--- WHAT YOU WILL DO ---
Return each line of the listing below, unchanged, and omit the images.

--- TASK INPUT ---

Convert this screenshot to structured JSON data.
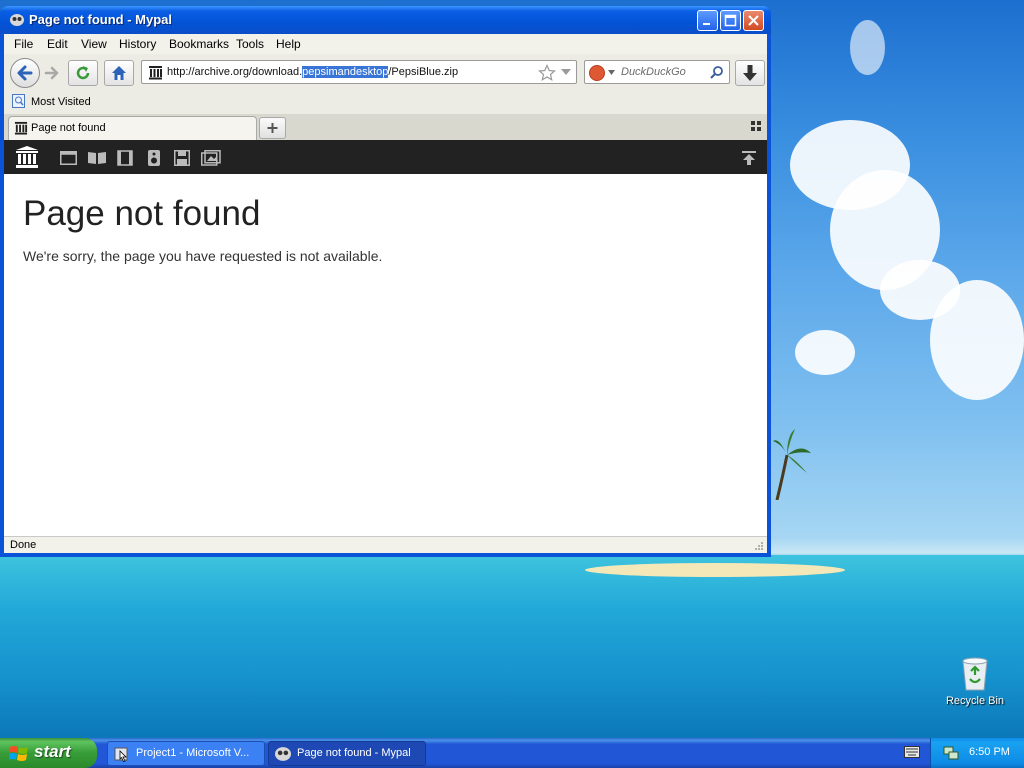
{
  "window": {
    "title": "Page not found - Mypal",
    "app_icon": "mypal-icon"
  },
  "menu": {
    "items": [
      "File",
      "Edit",
      "View",
      "History",
      "Bookmarks",
      "Tools",
      "Help"
    ]
  },
  "address_bar": {
    "url_prefix": "http://archive.org/download.",
    "url_selected": "pepsimandesktop",
    "url_suffix": "/PepsiBlue.zip"
  },
  "search_bar": {
    "placeholder": "DuckDuckGo"
  },
  "bookmarks_bar": {
    "items": [
      "Most Visited"
    ]
  },
  "tabs": [
    {
      "label": "Page not found",
      "active": true
    }
  ],
  "page": {
    "heading": "Page not found",
    "message": "We're sorry, the page you have requested is not available."
  },
  "status_bar": {
    "text": "Done"
  },
  "desktop": {
    "icons": [
      {
        "label": "Recycle Bin",
        "icon": "recycle-bin-icon"
      }
    ]
  },
  "taskbar": {
    "start_label": "start",
    "tasks": [
      {
        "label": "Project1 - Microsoft V...",
        "active": false
      },
      {
        "label": "Page not found - Mypal",
        "active": true
      }
    ],
    "clock": "6:50 PM"
  },
  "colors": {
    "title_bar": "#0353d6",
    "ia_nav_bg": "#222222",
    "start_button": "#379c37",
    "taskbar": "#2157d7"
  }
}
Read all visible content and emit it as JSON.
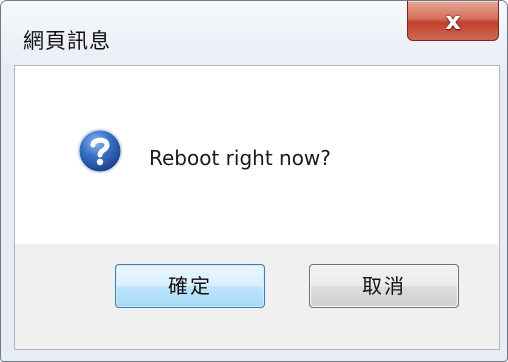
{
  "window": {
    "title": "網頁訊息",
    "close_glyph": "x"
  },
  "message": {
    "icon": "question-icon",
    "text": "Reboot right now?"
  },
  "buttons": {
    "ok_label": "確定",
    "cancel_label": "取消"
  },
  "colors": {
    "close_button": "#c75a45",
    "ok_button_border": "#3c7fb1",
    "icon_blue": "#2e62b6"
  }
}
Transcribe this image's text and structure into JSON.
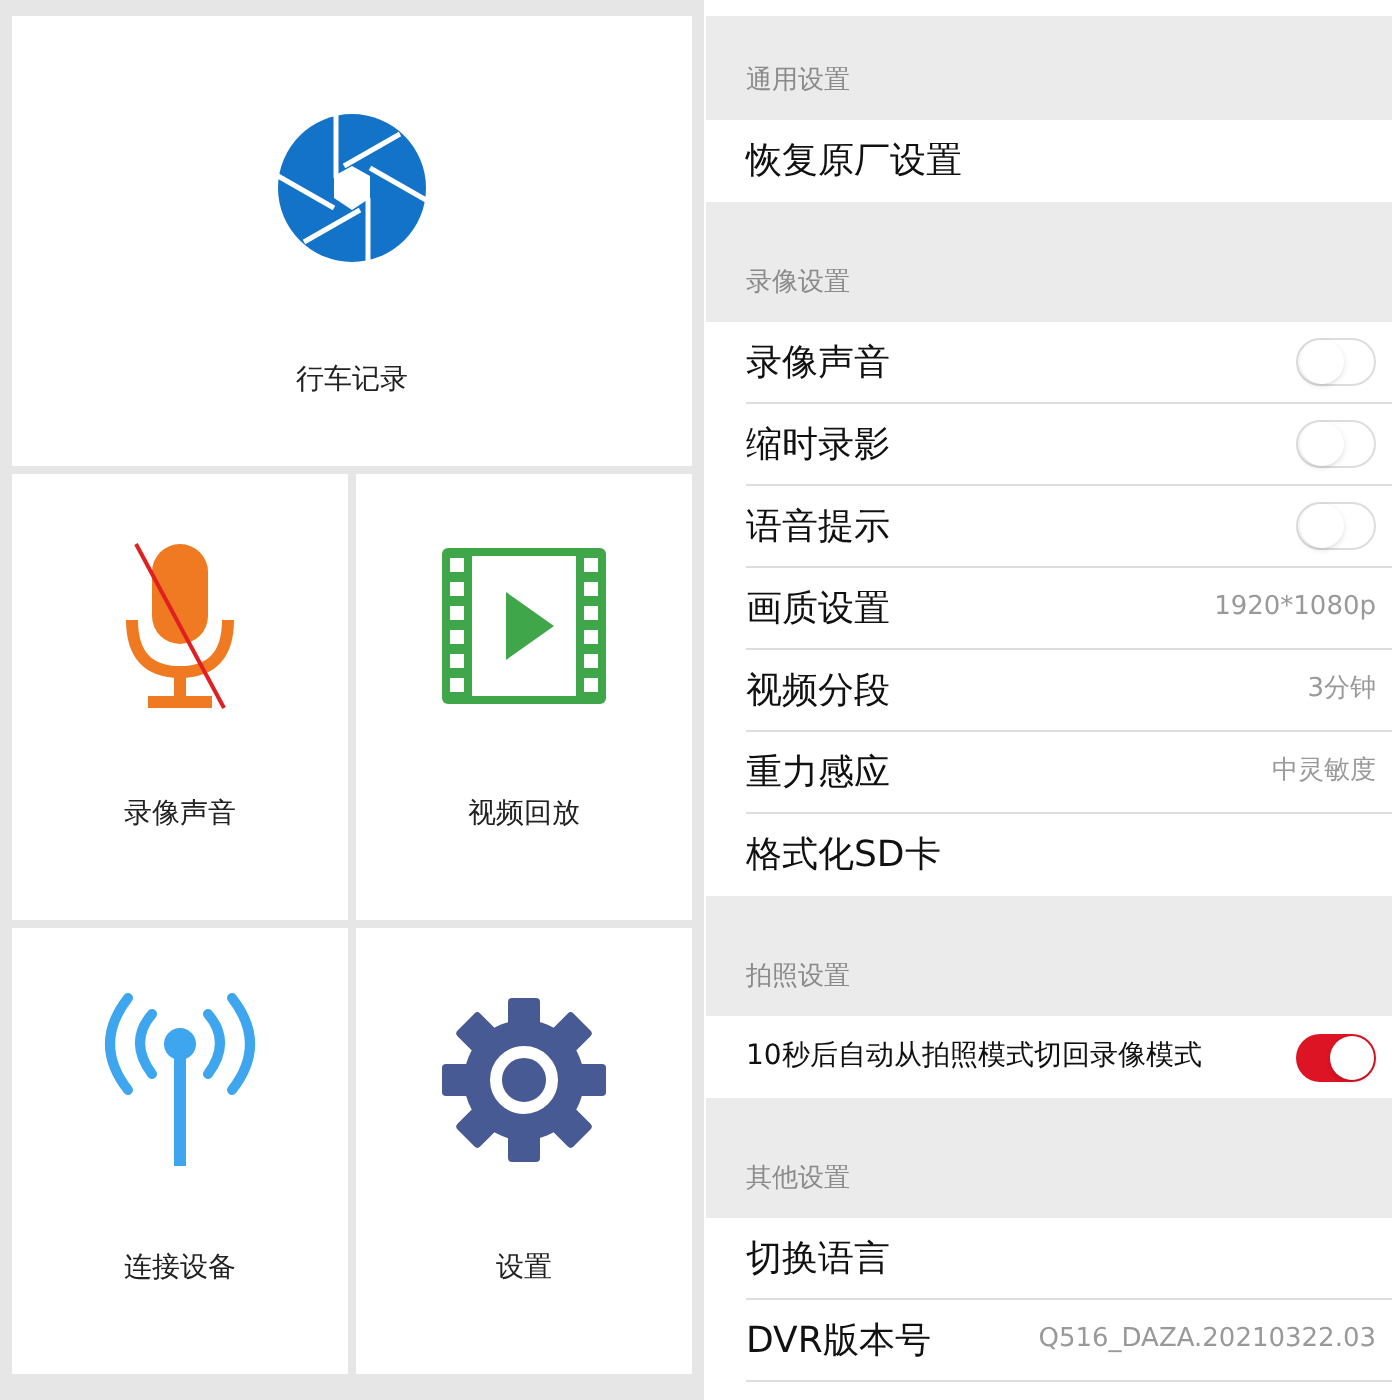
{
  "home": {
    "tiles": [
      {
        "label": "行车记录",
        "kind": "aperture"
      },
      {
        "label": "录像声音",
        "kind": "mic_off"
      },
      {
        "label": "视频回放",
        "kind": "film"
      },
      {
        "label": "连接设备",
        "kind": "antenna"
      },
      {
        "label": "设置",
        "kind": "gear"
      }
    ]
  },
  "settings": {
    "sections": [
      {
        "title": "通用设置",
        "rows": [
          {
            "kind": "link",
            "label": "恢复原厂设置"
          }
        ]
      },
      {
        "title": "录像设置",
        "rows": [
          {
            "kind": "toggle",
            "label": "录像声音",
            "on": false
          },
          {
            "kind": "toggle",
            "label": "缩时录影",
            "on": false
          },
          {
            "kind": "toggle",
            "label": "语音提示",
            "on": false
          },
          {
            "kind": "value",
            "label": "画质设置",
            "value": "1920*1080p"
          },
          {
            "kind": "value",
            "label": "视频分段",
            "value": "3分钟"
          },
          {
            "kind": "value",
            "label": "重力感应",
            "value": "中灵敏度"
          },
          {
            "kind": "link",
            "label": "格式化SD卡"
          }
        ]
      },
      {
        "title": "拍照设置",
        "rows": [
          {
            "kind": "toggle",
            "label": "10秒后自动从拍照模式切回录像模式",
            "on": true
          }
        ]
      },
      {
        "title": "其他设置",
        "rows": [
          {
            "kind": "link",
            "label": "切换语言"
          },
          {
            "kind": "value",
            "label": "DVR版本号",
            "value": "Q516_DAZA.20210322.03"
          }
        ]
      }
    ]
  }
}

--- WRITTEN REPLY ---
Convert this screenshot to structured JSON data.
{
  "window": {
    "title": "Page not found - Mypal",
    "app_icon": "mypal-icon"
  },
  "menu": {
    "items": [
      "File",
      "Edit",
      "View",
      "History",
      "Bookmarks",
      "Tools",
      "Help"
    ]
  },
  "address_bar": {
    "url_prefix": "http://archive.org/download.",
    "url_selected": "pepsimandesktop",
    "url_suffix": "/PepsiBlue.zip"
  },
  "search_bar": {
    "placeholder": "DuckDuckGo"
  },
  "bookmarks_bar": {
    "items": [
      "Most Visited"
    ]
  },
  "tabs": [
    {
      "label": "Page not found",
      "active": true
    }
  ],
  "page": {
    "heading": "Page not found",
    "message": "We're sorry, the page you have requested is not available."
  },
  "status_bar": {
    "text": "Done"
  },
  "desktop": {
    "icons": [
      {
        "label": "Recycle Bin",
        "icon": "recycle-bin-icon"
      }
    ]
  },
  "taskbar": {
    "start_label": "start",
    "tasks": [
      {
        "label": "Project1 - Microsoft V...",
        "active": false
      },
      {
        "label": "Page not found - Mypal",
        "active": true
      }
    ],
    "clock": "6:50 PM"
  },
  "colors": {
    "title_bar": "#0353d6",
    "ia_nav_bg": "#222222",
    "start_button": "#379c37",
    "taskbar": "#2157d7"
  }
}
Read all visible content and emit it as JSON.
{
  "window": {
    "title": "網頁訊息",
    "close_glyph": "x"
  },
  "message": {
    "icon": "question-icon",
    "text": "Reboot right now?"
  },
  "buttons": {
    "ok_label": "確定",
    "cancel_label": "取消"
  },
  "colors": {
    "close_button": "#c75a45",
    "ok_button_border": "#3c7fb1",
    "icon_blue": "#2e62b6"
  }
}
Transcribe this image's text and structure into JSON.
{
  "home": {
    "tiles": [
      {
        "label": "行车记录",
        "kind": "aperture"
      },
      {
        "label": "录像声音",
        "kind": "mic_off"
      },
      {
        "label": "视频回放",
        "kind": "film"
      },
      {
        "label": "连接设备",
        "kind": "antenna"
      },
      {
        "label": "设置",
        "kind": "gear"
      }
    ]
  },
  "settings": {
    "sections": [
      {
        "title": "通用设置",
        "rows": [
          {
            "kind": "link",
            "label": "恢复原厂设置"
          }
        ]
      },
      {
        "title": "录像设置",
        "rows": [
          {
            "kind": "toggle",
            "label": "录像声音",
            "on": false
          },
          {
            "kind": "toggle",
            "label": "缩时录影",
            "on": false
          },
          {
            "kind": "toggle",
            "label": "语音提示",
            "on": false
          },
          {
            "kind": "value",
            "label": "画质设置",
            "value": "1920*1080p"
          },
          {
            "kind": "value",
            "label": "视频分段",
            "value": "3分钟"
          },
          {
            "kind": "value",
            "label": "重力感应",
            "value": "中灵敏度"
          },
          {
            "kind": "link",
            "label": "格式化SD卡"
          }
        ]
      },
      {
        "title": "拍照设置",
        "rows": [
          {
            "kind": "toggle",
            "label": "10秒后自动从拍照模式切回录像模式",
            "on": true
          }
        ]
      },
      {
        "title": "其他设置",
        "rows": [
          {
            "kind": "link",
            "label": "切换语言"
          },
          {
            "kind": "value",
            "label": "DVR版本号",
            "value": "Q516_DAZA.20210322.03"
          }
        ]
      }
    ]
  }
}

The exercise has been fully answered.